» **Data for this exercise**
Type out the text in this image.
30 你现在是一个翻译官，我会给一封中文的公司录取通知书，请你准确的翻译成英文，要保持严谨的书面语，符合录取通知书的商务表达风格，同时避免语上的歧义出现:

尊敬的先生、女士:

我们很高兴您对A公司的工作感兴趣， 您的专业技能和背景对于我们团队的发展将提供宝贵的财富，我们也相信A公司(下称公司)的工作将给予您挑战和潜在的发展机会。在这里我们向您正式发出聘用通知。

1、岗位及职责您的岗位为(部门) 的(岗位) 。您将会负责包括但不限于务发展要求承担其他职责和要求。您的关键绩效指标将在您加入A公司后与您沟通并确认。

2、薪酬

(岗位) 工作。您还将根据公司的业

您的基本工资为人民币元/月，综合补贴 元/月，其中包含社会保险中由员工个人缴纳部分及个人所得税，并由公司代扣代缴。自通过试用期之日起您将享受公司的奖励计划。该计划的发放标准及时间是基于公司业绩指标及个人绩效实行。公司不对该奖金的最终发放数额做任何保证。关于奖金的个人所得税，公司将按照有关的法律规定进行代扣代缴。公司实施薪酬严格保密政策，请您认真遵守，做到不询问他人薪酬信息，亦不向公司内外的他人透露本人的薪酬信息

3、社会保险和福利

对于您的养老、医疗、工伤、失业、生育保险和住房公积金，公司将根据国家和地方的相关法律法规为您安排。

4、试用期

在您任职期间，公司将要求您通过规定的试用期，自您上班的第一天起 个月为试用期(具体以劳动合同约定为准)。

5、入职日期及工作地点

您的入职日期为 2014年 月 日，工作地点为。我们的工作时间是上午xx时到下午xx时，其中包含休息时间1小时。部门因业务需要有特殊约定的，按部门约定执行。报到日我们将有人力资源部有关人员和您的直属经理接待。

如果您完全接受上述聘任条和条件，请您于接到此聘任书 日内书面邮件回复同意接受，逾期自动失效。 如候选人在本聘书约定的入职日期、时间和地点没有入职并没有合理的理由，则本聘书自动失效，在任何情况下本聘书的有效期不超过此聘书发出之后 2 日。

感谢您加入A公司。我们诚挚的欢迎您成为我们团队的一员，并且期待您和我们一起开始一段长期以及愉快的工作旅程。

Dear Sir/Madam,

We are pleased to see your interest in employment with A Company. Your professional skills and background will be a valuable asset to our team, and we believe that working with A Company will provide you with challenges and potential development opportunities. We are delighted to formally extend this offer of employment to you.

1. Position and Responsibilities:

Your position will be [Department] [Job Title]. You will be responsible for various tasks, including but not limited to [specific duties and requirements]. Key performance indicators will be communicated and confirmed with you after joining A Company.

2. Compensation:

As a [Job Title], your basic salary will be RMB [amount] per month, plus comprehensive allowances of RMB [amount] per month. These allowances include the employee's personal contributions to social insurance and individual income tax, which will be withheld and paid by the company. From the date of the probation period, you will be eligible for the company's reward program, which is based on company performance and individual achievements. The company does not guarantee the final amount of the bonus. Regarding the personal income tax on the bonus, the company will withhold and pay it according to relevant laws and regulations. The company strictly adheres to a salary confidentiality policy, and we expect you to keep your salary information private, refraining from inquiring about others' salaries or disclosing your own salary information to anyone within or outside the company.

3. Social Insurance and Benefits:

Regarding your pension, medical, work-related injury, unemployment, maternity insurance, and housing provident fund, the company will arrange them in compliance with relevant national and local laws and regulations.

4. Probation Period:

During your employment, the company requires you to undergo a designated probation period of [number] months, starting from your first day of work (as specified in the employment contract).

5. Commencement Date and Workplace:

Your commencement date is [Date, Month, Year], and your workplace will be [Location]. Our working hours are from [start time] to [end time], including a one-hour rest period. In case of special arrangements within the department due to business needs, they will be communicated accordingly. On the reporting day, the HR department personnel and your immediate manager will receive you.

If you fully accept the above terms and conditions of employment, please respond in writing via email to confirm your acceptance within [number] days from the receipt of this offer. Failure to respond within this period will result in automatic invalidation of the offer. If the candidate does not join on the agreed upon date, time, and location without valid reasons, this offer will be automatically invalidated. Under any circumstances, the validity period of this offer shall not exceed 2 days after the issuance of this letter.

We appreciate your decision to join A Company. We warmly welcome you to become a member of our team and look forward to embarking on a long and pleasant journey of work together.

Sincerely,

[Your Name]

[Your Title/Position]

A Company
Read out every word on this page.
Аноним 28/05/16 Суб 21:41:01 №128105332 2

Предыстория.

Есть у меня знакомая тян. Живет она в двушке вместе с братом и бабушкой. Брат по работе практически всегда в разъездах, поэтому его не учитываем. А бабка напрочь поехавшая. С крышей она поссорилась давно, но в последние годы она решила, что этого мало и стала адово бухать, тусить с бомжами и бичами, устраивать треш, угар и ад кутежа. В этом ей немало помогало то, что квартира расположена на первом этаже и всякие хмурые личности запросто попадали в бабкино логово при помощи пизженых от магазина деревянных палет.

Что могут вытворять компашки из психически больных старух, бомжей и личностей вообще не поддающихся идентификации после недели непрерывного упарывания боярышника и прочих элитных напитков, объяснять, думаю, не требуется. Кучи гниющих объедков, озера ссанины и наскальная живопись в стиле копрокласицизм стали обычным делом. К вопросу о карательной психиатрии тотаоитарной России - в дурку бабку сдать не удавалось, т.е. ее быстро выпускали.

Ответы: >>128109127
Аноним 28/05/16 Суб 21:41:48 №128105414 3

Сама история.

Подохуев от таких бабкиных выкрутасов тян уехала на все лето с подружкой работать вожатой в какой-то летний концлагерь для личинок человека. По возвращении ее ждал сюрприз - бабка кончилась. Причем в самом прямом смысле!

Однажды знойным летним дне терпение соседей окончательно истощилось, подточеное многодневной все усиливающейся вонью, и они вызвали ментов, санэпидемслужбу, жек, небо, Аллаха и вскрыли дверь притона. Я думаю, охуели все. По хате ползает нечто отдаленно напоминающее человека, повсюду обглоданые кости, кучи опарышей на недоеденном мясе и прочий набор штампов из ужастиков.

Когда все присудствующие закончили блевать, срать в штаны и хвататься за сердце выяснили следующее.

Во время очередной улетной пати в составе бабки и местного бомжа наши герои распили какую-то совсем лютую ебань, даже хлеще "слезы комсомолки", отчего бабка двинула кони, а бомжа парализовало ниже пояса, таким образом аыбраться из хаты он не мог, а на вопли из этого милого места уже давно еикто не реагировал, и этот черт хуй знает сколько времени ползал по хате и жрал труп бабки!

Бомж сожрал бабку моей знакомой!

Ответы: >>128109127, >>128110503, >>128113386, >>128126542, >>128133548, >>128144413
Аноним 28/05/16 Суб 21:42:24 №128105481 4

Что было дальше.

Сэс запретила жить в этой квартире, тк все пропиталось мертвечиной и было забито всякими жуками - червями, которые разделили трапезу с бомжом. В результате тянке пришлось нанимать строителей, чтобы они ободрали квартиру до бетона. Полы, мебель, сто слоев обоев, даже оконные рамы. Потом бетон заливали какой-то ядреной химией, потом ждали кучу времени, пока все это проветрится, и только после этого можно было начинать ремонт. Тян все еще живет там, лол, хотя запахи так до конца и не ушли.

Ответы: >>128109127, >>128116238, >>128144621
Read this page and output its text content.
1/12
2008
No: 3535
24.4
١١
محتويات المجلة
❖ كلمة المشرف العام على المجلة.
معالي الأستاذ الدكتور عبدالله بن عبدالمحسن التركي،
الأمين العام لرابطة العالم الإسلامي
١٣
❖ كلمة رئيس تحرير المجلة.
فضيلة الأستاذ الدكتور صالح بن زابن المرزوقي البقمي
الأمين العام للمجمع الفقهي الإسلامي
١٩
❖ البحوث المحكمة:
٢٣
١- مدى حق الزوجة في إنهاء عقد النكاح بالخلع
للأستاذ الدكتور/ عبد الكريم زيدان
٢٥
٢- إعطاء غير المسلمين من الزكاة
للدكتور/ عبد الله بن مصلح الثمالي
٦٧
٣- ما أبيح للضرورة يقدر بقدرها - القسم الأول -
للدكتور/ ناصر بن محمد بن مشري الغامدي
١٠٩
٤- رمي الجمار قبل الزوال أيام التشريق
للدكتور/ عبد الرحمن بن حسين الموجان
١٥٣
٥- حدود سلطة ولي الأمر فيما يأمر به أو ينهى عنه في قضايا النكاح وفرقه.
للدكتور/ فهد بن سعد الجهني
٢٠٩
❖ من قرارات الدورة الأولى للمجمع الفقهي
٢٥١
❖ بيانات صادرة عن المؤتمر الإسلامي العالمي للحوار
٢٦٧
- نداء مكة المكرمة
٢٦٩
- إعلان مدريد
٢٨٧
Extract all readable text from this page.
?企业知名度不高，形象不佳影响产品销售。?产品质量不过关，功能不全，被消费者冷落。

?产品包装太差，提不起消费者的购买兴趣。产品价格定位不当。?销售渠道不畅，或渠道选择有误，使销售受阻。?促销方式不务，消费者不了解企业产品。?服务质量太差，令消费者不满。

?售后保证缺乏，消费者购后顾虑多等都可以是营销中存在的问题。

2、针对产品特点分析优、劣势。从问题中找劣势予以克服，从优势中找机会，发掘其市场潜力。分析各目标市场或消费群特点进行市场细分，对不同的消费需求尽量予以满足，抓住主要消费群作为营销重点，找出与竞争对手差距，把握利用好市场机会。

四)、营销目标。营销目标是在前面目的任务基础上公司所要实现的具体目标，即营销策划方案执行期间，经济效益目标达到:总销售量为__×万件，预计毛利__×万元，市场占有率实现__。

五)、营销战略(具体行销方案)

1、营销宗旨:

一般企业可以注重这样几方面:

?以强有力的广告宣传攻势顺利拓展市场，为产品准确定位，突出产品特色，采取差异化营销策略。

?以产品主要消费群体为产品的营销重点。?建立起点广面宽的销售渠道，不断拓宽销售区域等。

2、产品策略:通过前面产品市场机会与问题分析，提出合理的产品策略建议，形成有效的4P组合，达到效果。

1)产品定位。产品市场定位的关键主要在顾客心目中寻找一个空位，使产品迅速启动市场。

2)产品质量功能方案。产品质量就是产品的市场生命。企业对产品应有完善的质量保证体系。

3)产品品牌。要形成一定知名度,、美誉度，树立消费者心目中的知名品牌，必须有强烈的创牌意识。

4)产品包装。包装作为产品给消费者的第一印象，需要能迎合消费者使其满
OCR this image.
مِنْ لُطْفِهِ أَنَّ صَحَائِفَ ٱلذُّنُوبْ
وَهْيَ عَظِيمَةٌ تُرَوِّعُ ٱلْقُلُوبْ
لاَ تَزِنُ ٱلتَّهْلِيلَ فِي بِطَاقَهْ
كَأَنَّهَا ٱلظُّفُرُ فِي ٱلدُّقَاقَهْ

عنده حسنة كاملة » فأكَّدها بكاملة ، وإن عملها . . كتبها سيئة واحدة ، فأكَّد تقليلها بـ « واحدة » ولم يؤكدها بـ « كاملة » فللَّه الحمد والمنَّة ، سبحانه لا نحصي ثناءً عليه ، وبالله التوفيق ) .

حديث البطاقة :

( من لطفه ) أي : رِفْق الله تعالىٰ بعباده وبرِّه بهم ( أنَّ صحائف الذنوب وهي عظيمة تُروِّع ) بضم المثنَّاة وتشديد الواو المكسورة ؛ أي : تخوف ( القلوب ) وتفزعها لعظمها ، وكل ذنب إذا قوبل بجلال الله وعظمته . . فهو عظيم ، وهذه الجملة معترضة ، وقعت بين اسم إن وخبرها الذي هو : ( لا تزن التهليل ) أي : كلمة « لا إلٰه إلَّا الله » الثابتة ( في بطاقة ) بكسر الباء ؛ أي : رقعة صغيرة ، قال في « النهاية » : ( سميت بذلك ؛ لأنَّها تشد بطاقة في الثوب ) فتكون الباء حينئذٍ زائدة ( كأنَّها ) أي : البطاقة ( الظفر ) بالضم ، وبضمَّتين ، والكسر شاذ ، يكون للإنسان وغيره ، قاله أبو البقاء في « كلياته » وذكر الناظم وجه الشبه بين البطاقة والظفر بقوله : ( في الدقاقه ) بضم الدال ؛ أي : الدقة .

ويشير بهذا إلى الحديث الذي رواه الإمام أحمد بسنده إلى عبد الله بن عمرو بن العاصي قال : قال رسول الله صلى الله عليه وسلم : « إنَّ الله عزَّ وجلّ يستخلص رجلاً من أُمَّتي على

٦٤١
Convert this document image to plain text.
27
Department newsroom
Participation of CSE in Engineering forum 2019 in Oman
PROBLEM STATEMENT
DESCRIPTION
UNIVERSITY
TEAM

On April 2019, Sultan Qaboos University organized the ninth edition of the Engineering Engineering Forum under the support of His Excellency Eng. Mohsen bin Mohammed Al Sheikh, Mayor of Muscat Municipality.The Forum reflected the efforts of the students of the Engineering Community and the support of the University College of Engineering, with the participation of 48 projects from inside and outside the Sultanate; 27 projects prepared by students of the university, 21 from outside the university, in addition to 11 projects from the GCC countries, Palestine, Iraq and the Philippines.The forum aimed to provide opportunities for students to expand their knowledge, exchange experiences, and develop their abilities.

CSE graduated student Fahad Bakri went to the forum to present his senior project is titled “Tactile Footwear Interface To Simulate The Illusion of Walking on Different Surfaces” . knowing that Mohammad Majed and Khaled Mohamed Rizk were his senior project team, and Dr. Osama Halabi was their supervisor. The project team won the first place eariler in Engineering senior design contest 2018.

» **What you need to do**
In the records shown above, how many lines include the word "للدكتور"? Answer with the number only.

» **Correct response**
4